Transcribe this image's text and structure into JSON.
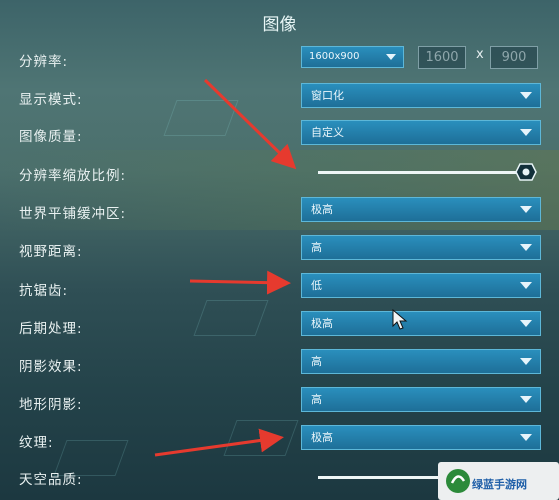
{
  "title": "图像",
  "resolution": {
    "label": "分辨率:",
    "value": "1600x900",
    "width": "1600",
    "times": "x",
    "height": "900"
  },
  "rows": [
    {
      "label": "显示模式:",
      "value": "窗口化"
    },
    {
      "label": "图像质量:",
      "value": "自定义"
    },
    {
      "label": "分辨率缩放比例:",
      "slider": 1.0
    },
    {
      "label": "世界平铺缓冲区:",
      "value": "极高"
    },
    {
      "label": "视野距离:",
      "value": "高"
    },
    {
      "label": "抗锯齿:",
      "value": "低"
    },
    {
      "label": "后期处理:",
      "value": "极高"
    },
    {
      "label": "阴影效果:",
      "value": "高"
    },
    {
      "label": "地形阴影:",
      "value": "高"
    },
    {
      "label": "纹理:",
      "value": "极高"
    },
    {
      "label": "天空品质:"
    }
  ],
  "watermark": "绿蓝手游网",
  "accent": "#1e6f98",
  "arrow_color": "#e63a2e"
}
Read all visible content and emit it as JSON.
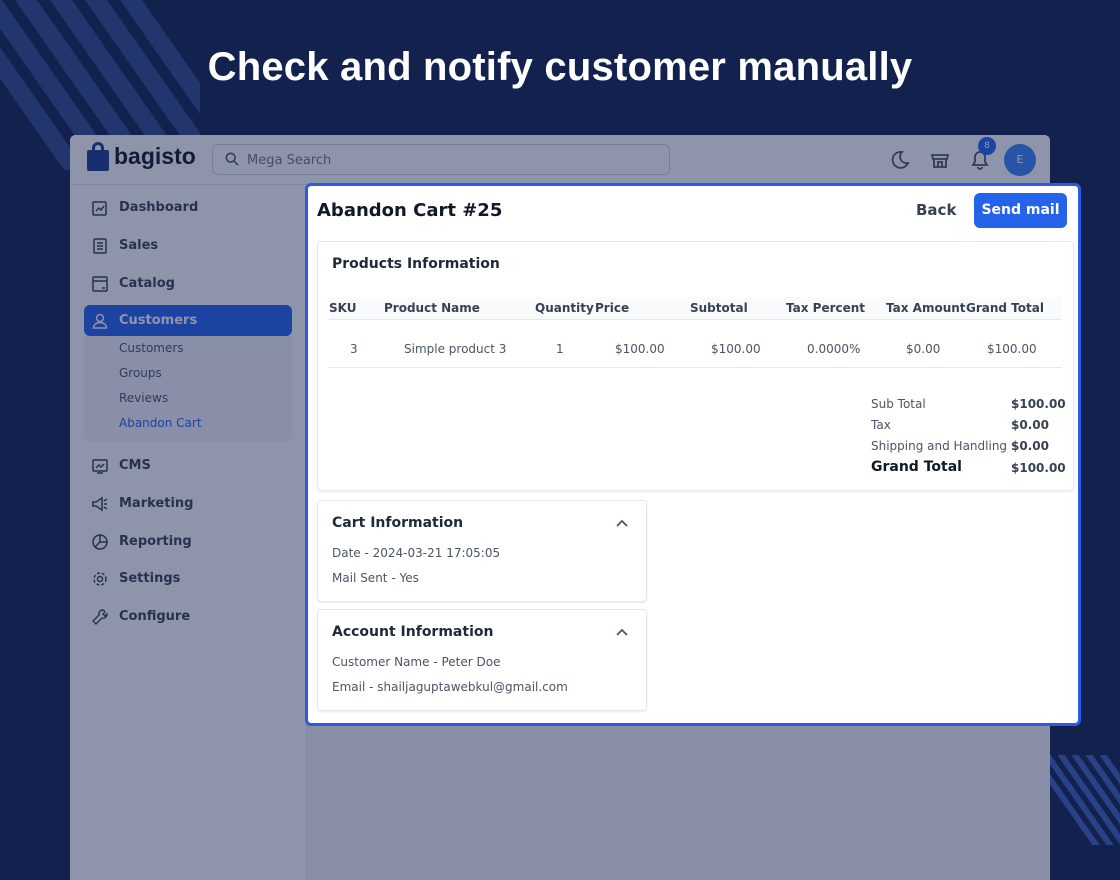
{
  "headline": "Check and notify customer manually",
  "topbar": {
    "logo_text": "bagisto",
    "search_placeholder": "Mega Search",
    "notification_count": "8",
    "avatar_initial": "E"
  },
  "sidebar": {
    "items": [
      {
        "label": "Dashboard",
        "icon": "dashboard-icon"
      },
      {
        "label": "Sales",
        "icon": "sales-icon"
      },
      {
        "label": "Catalog",
        "icon": "catalog-icon"
      },
      {
        "label": "Customers",
        "icon": "customers-icon"
      },
      {
        "label": "CMS",
        "icon": "cms-icon"
      },
      {
        "label": "Marketing",
        "icon": "marketing-icon"
      },
      {
        "label": "Reporting",
        "icon": "reporting-icon"
      },
      {
        "label": "Settings",
        "icon": "settings-icon"
      },
      {
        "label": "Configure",
        "icon": "configure-icon"
      }
    ],
    "submenu": [
      "Customers",
      "Groups",
      "Reviews",
      "Abandon Cart"
    ]
  },
  "panel": {
    "title": "Abandon Cart #25",
    "back_label": "Back",
    "send_label": "Send mail",
    "products": {
      "title": "Products Information",
      "columns": [
        "SKU",
        "Product Name",
        "Quantity",
        "Price",
        "Subtotal",
        "Tax Percent",
        "Tax Amount",
        "Grand Total"
      ],
      "rows": [
        [
          "3",
          "Simple product 3",
          "1",
          "$100.00",
          "$100.00",
          "0.0000%",
          "$0.00",
          "$100.00"
        ]
      ],
      "summary": {
        "sub_total_label": "Sub Total",
        "sub_total": "$100.00",
        "tax_label": "Tax",
        "tax": "$0.00",
        "shipping_label": "Shipping and Handling",
        "shipping": "$0.00",
        "grand_total_label": "Grand Total",
        "grand_total": "$100.00"
      }
    },
    "cart_info": {
      "title": "Cart Information",
      "date": "Date - 2024-03-21 17:05:05",
      "mail_sent": "Mail Sent - Yes"
    },
    "account_info": {
      "title": "Account Information",
      "name": "Customer Name - Peter Doe",
      "email": "Email - shailjaguptawebkul@gmail.com"
    }
  },
  "colors": {
    "page_bg": "#13214f",
    "accent": "#2563eb",
    "panel_border": "#2f59e0"
  }
}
────
What you should do: Isolate each line of the listing above that includes "title". Copy it.

Solution to the problem:
  "title": "图像",
    "title": "Abandon Cart #25",
      "title": "Products Information",
      "title": "Cart Information",
      "title": "Account Information",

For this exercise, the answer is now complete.